> **What this task involves**:
Repeat the material exactly, every line of it.

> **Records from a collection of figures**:
__________

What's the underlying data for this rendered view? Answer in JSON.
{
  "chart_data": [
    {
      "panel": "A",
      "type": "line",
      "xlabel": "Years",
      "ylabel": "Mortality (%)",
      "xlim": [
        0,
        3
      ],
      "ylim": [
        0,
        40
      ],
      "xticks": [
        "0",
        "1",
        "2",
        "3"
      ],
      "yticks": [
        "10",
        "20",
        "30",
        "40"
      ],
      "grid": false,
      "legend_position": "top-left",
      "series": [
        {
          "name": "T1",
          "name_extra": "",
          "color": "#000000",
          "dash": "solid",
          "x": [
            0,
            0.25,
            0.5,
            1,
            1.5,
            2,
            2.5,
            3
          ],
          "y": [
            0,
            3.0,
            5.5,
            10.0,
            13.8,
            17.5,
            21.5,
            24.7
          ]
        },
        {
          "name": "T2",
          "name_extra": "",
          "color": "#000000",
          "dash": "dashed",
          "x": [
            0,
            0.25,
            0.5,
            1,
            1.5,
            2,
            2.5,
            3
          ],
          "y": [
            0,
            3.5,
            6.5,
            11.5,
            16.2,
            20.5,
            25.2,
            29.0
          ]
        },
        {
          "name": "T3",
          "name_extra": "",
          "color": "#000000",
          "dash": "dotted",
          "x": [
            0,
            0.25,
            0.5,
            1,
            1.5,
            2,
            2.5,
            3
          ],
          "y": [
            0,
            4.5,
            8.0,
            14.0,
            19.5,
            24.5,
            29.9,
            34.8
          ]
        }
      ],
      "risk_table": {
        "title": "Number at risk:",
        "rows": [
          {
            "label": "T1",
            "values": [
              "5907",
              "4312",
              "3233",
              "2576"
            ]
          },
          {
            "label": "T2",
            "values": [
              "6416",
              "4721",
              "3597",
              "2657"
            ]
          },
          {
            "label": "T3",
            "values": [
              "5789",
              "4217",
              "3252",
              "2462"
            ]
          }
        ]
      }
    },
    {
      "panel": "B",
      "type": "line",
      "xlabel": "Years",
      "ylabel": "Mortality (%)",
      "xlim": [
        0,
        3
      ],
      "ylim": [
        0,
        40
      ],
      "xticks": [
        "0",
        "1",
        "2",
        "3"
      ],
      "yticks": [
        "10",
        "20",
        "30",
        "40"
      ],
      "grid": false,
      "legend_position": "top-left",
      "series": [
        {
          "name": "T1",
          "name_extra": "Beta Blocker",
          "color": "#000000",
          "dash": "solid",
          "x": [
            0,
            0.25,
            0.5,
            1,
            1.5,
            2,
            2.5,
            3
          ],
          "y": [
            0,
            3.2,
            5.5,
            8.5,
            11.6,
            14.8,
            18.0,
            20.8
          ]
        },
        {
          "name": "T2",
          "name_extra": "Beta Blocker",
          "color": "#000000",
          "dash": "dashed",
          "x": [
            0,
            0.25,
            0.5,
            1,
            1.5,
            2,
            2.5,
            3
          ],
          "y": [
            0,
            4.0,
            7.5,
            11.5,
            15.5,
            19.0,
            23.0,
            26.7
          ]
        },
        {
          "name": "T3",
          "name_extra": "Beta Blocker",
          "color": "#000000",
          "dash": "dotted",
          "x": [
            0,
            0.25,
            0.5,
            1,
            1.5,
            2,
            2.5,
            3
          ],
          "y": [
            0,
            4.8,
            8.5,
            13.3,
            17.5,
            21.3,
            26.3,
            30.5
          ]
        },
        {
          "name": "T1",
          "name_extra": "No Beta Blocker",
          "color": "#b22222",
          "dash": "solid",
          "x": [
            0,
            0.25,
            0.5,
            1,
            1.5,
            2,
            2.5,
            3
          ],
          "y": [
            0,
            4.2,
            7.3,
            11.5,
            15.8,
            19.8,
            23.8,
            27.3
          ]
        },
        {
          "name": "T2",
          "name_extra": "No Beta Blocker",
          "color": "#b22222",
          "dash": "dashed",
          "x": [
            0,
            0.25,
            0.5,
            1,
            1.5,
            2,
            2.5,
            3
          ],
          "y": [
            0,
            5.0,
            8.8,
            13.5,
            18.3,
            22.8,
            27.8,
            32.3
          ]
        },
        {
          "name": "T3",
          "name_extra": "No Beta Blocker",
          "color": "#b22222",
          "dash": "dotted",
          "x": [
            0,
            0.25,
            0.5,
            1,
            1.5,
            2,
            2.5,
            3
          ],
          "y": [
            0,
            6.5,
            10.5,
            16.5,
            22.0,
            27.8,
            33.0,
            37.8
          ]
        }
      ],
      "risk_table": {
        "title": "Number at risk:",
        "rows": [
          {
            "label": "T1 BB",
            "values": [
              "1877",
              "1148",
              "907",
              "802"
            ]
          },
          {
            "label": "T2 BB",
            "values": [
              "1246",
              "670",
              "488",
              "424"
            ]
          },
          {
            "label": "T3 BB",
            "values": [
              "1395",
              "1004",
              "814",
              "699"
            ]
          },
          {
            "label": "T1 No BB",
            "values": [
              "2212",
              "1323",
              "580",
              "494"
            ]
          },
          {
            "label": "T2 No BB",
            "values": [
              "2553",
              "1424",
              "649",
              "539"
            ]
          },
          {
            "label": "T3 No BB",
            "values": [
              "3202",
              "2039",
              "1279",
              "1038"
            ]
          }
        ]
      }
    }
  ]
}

__________

> **Task response**:
What's the underlying data for this rendered view? Answer in JSON.
{
  "chart_data": [
    {
      "panel": "A",
      "type": "line",
      "xlabel": "Years",
      "ylabel": "Mortality (%)",
      "xlim": [
        0,
        3
      ],
      "ylim": [
        0,
        40
      ],
      "xticks": [
        "0",
        "1",
        "2",
        "3"
      ],
      "yticks": [
        "10",
        "20",
        "30",
        "40"
      ],
      "grid": false,
      "legend_position": "top-left",
      "series": [
        {
          "name": "T1",
          "name_extra": "",
          "color": "#000000",
          "dash": "solid",
          "x": [
            0,
            0.25,
            0.5,
            1,
            1.5,
            2,
            2.5,
            3
          ],
          "y": [
            0,
            3.0,
            5.5,
            10.0,
            13.8,
            17.5,
            21.5,
            24.7
          ]
        },
        {
          "name": "T2",
          "name_extra": "",
          "color": "#000000",
          "dash": "dashed",
          "x": [
            0,
            0.25,
            0.5,
            1,
            1.5,
            2,
            2.5,
            3
          ],
          "y": [
            0,
            3.5,
            6.5,
            11.5,
            16.2,
            20.5,
            25.2,
            29.0
          ]
        },
        {
          "name": "T3",
          "name_extra": "",
          "color": "#000000",
          "dash": "dotted",
          "x": [
            0,
            0.25,
            0.5,
            1,
            1.5,
            2,
            2.5,
            3
          ],
          "y": [
            0,
            4.5,
            8.0,
            14.0,
            19.5,
            24.5,
            29.9,
            34.8
          ]
        }
      ],
      "risk_table": {
        "title": "Number at risk:",
        "rows": [
          {
            "label": "T1",
            "values": [
              "5907",
              "4312",
              "3233",
              "2576"
            ]
          },
          {
            "label": "T2",
            "values": [
              "6416",
              "4721",
              "3597",
              "2657"
            ]
          },
          {
            "label": "T3",
            "values": [
              "5789",
              "4217",
              "3252",
              "2462"
            ]
          }
        ]
      }
    },
    {
      "panel": "B",
      "type": "line",
      "xlabel": "Years",
      "ylabel": "Mortality (%)",
      "xlim": [
        0,
        3
      ],
      "ylim": [
        0,
        40
      ],
      "xticks": [
        "0",
        "1",
        "2",
        "3"
      ],
      "yticks": [
        "10",
        "20",
        "30",
        "40"
      ],
      "grid": false,
      "legend_position": "top-left",
      "series": [
        {
          "name": "T1",
          "name_extra": "Beta Blocker",
          "color": "#000000",
          "dash": "solid",
          "x": [
            0,
            0.25,
            0.5,
            1,
            1.5,
            2,
            2.5,
            3
          ],
          "y": [
            0,
            3.2,
            5.5,
            8.5,
            11.6,
            14.8,
            18.0,
            20.8
          ]
        },
        {
          "name": "T2",
          "name_extra": "Beta Blocker",
          "color": "#000000",
          "dash": "dashed",
          "x": [
            0,
            0.25,
            0.5,
            1,
            1.5,
            2,
            2.5,
            3
          ],
          "y": [
            0,
            4.0,
            7.5,
            11.5,
            15.5,
            19.0,
            23.0,
            26.7
          ]
        },
        {
          "name": "T3",
          "name_extra": "Beta Blocker",
          "color": "#000000",
          "dash": "dotted",
          "x": [
            0,
            0.25,
            0.5,
            1,
            1.5,
            2,
            2.5,
            3
          ],
          "y": [
            0,
            4.8,
            8.5,
            13.3,
            17.5,
            21.3,
            26.3,
            30.5
          ]
        },
        {
          "name": "T1",
          "name_extra": "No Beta Blocker",
          "color": "#b22222",
          "dash": "solid",
          "x": [
            0,
            0.25,
            0.5,
            1,
            1.5,
            2,
            2.5,
            3
          ],
          "y": [
            0,
            4.2,
            7.3,
            11.5,
            15.8,
            19.8,
            23.8,
            27.3
          ]
        },
        {
          "name": "T2",
          "name_extra": "No Beta Blocker",
          "color": "#b22222",
          "dash": "dashed",
          "x": [
            0,
            0.25,
            0.5,
            1,
            1.5,
            2,
            2.5,
            3
          ],
          "y": [
            0,
            5.0,
            8.8,
            13.5,
            18.3,
            22.8,
            27.8,
            32.3
          ]
        },
        {
          "name": "T3",
          "name_extra": "No Beta Blocker",
          "color": "#b22222",
          "dash": "dotted",
          "x": [
            0,
            0.25,
            0.5,
            1,
            1.5,
            2,
            2.5,
            3
          ],
          "y": [
            0,
            6.5,
            10.5,
            16.5,
            22.0,
            27.8,
            33.0,
            37.8
          ]
        }
      ],
      "risk_table": {
        "title": "Number at risk:",
        "rows": [
          {
            "label": "T1 BB",
            "values": [
              "1877",
              "1148",
              "907",
              "802"
            ]
          },
          {
            "label": "T2 BB",
            "values": [
              "1246",
              "670",
              "488",
              "424"
            ]
          },
          {
            "label": "T3 BB",
            "values": [
              "1395",
              "1004",
              "814",
              "699"
            ]
          },
          {
            "label": "T1 No BB",
            "values": [
              "2212",
              "1323",
              "580",
              "494"
            ]
          },
          {
            "label": "T2 No BB",
            "values": [
              "2553",
              "1424",
              "649",
              "539"
            ]
          },
          {
            "label": "T3 No BB",
            "values": [
              "3202",
              "2039",
              "1279",
              "1038"
            ]
          }
        ]
      }
    }
  ]
}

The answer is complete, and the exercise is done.